-- BEGIN Dataset rows --
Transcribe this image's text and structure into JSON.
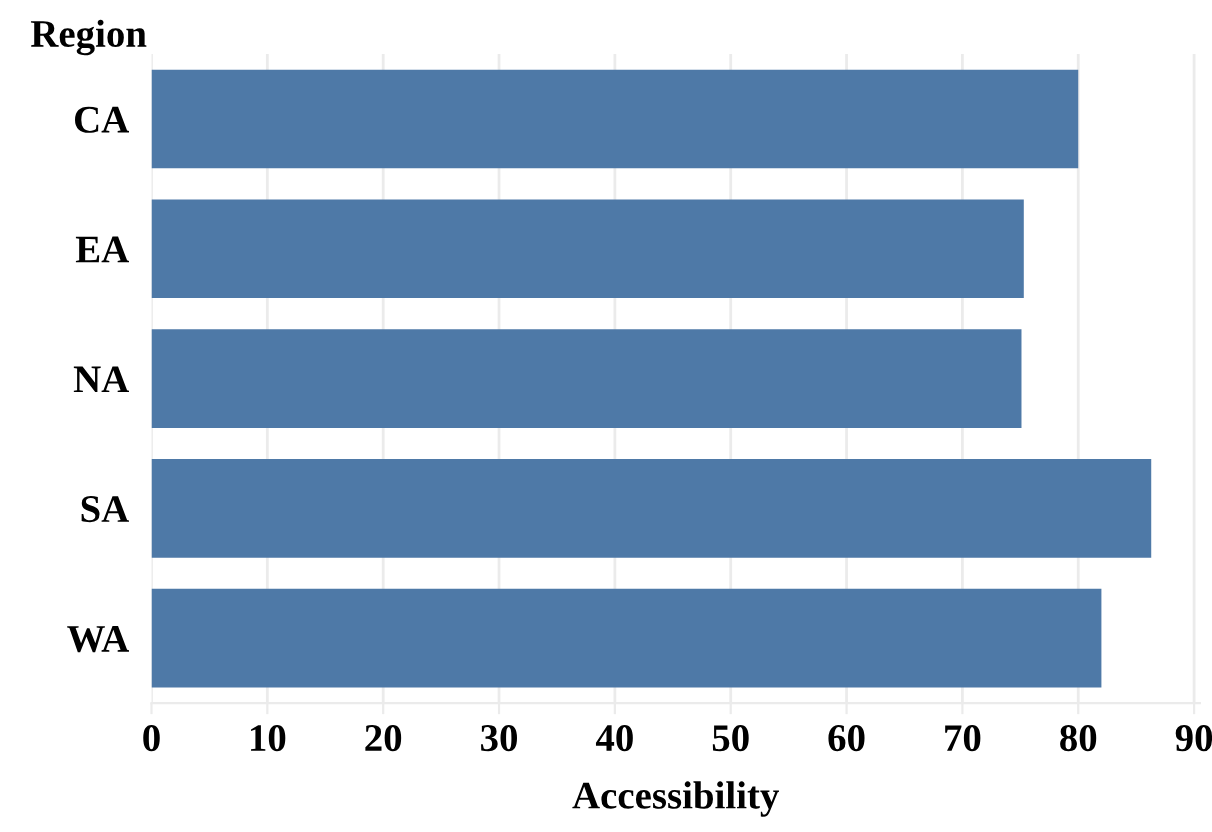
{
  "chart_data": {
    "type": "bar",
    "orientation": "horizontal",
    "xlabel": "Accessibility",
    "ylabel": "Region",
    "categories": [
      "CA",
      "EA",
      "NA",
      "SA",
      "WA"
    ],
    "values": [
      80.0,
      75.3,
      75.1,
      86.3,
      82.0
    ],
    "color": "#4e79a7",
    "xlim": [
      0,
      90.5
    ],
    "xticks": [
      0,
      10,
      20,
      30,
      40,
      50,
      60,
      70,
      80,
      90
    ],
    "grid": "x"
  }
}
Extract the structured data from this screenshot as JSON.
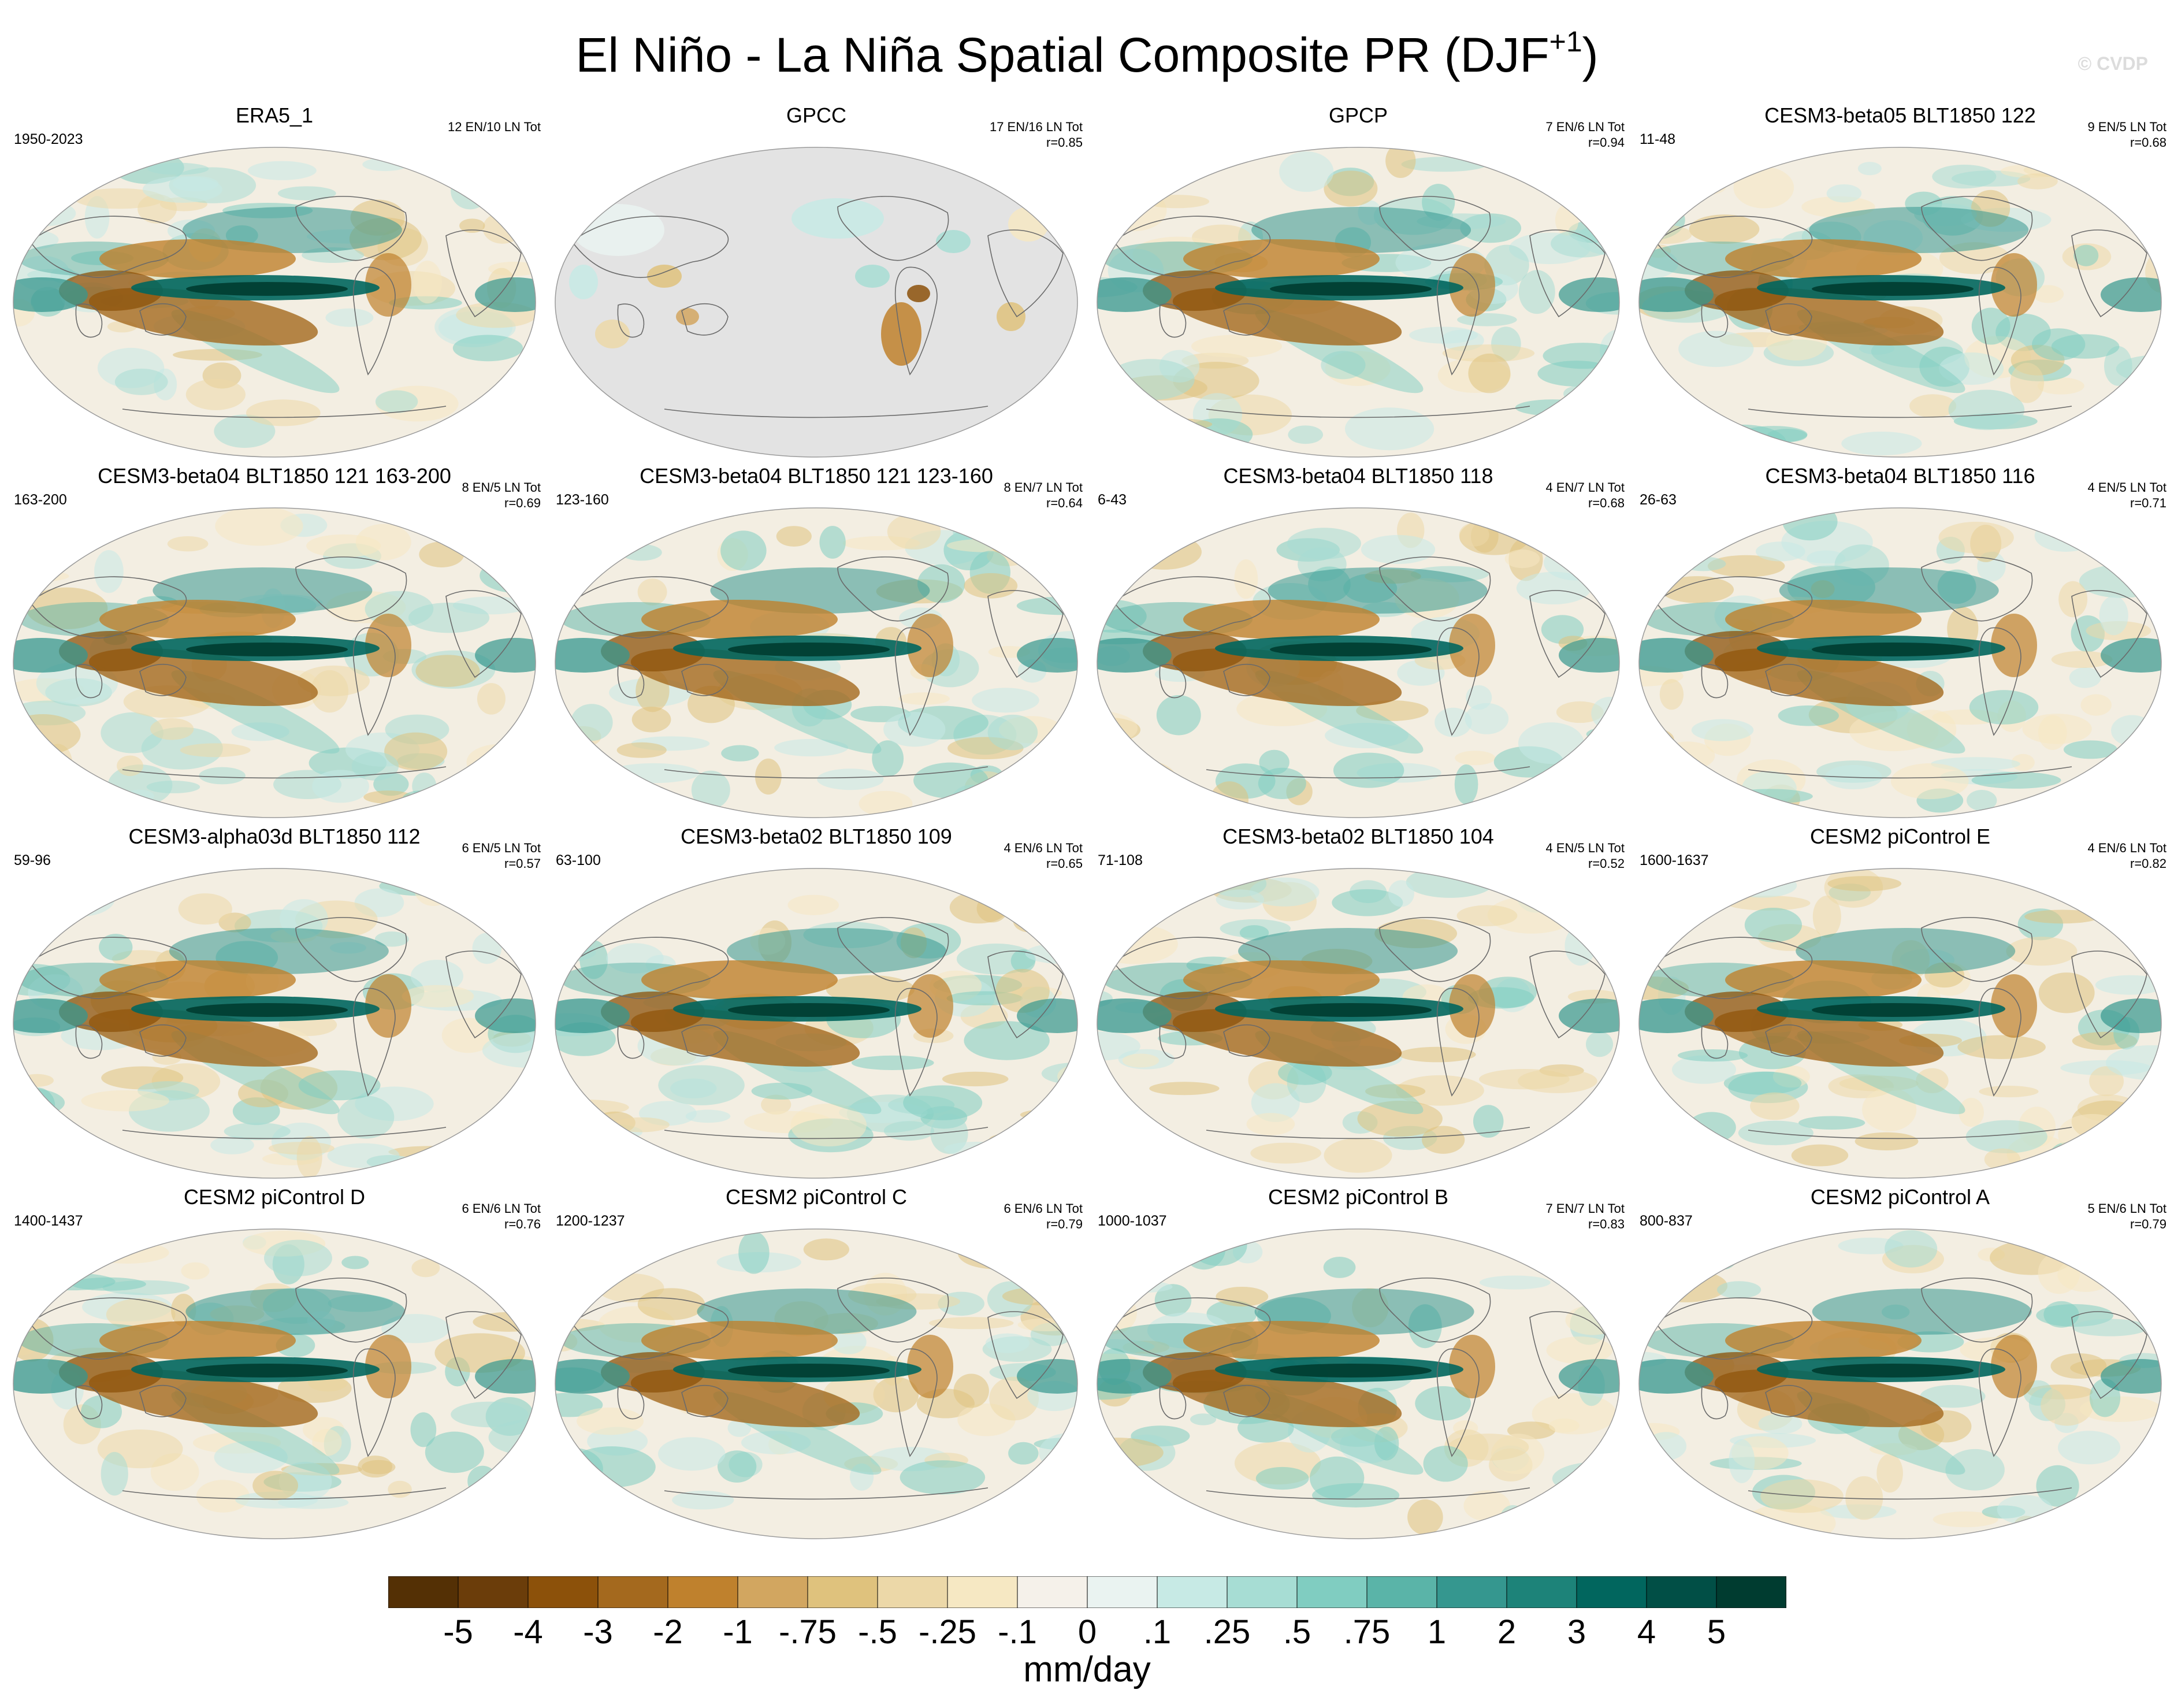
-- END Dataset rows --
Problem: Give the entries again without a single change, but with no pictures.

Output below:
Transcribe this image's text and structure into JSON.
{
  "chart_data": {
    "type": "bar",
    "orientation": "horizontal",
    "xlabel": "Accessibility",
    "ylabel": "Region",
    "categories": [
      "CA",
      "EA",
      "NA",
      "SA",
      "WA"
    ],
    "values": [
      80.0,
      75.3,
      75.1,
      86.3,
      82.0
    ],
    "color": "#4e79a7",
    "xlim": [
      0,
      90.5
    ],
    "xticks": [
      0,
      10,
      20,
      30,
      40,
      50,
      60,
      70,
      80,
      90
    ],
    "grid": "x"
  }
}
Extract the structured data from this screenshot as JSON.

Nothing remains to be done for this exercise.